___ Records for the exercise

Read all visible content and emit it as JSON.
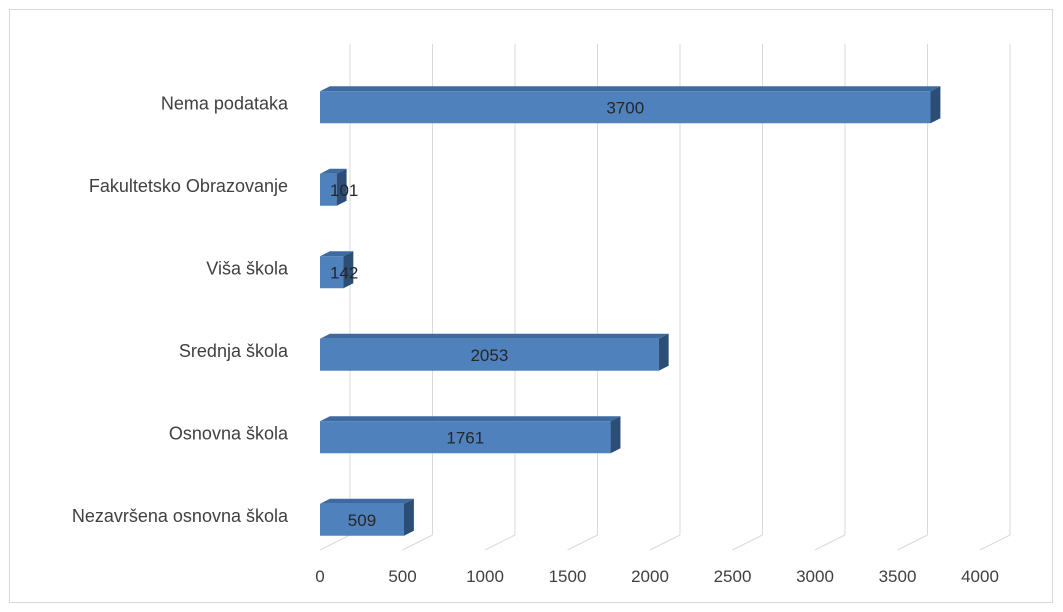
{
  "chart_data": {
    "type": "bar",
    "orientation": "horizontal",
    "style": "3d",
    "categories": [
      "Nezavršena osnovna škola",
      "Osnovna škola",
      "Srednja škola",
      "Viša škola",
      "Fakultetsko Obrazovanje",
      "Nema podataka"
    ],
    "values": [
      509,
      1761,
      2053,
      142,
      101,
      3700
    ],
    "xlim": [
      0,
      4000
    ],
    "xticks": [
      0,
      500,
      1000,
      1500,
      2000,
      2500,
      3000,
      3500,
      4000
    ],
    "grid": true,
    "legend": "none",
    "colors": {
      "bar_front": "#4f81bd",
      "bar_top": "#3d6aa0",
      "bar_side": "#2c4d75",
      "grid": "#d9d9d9"
    }
  }
}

______

● **Problem to solve**
Identify the lines in the records above that contain the word "škola", then state how many there are and nothing more.

● **Response for this exercise**
4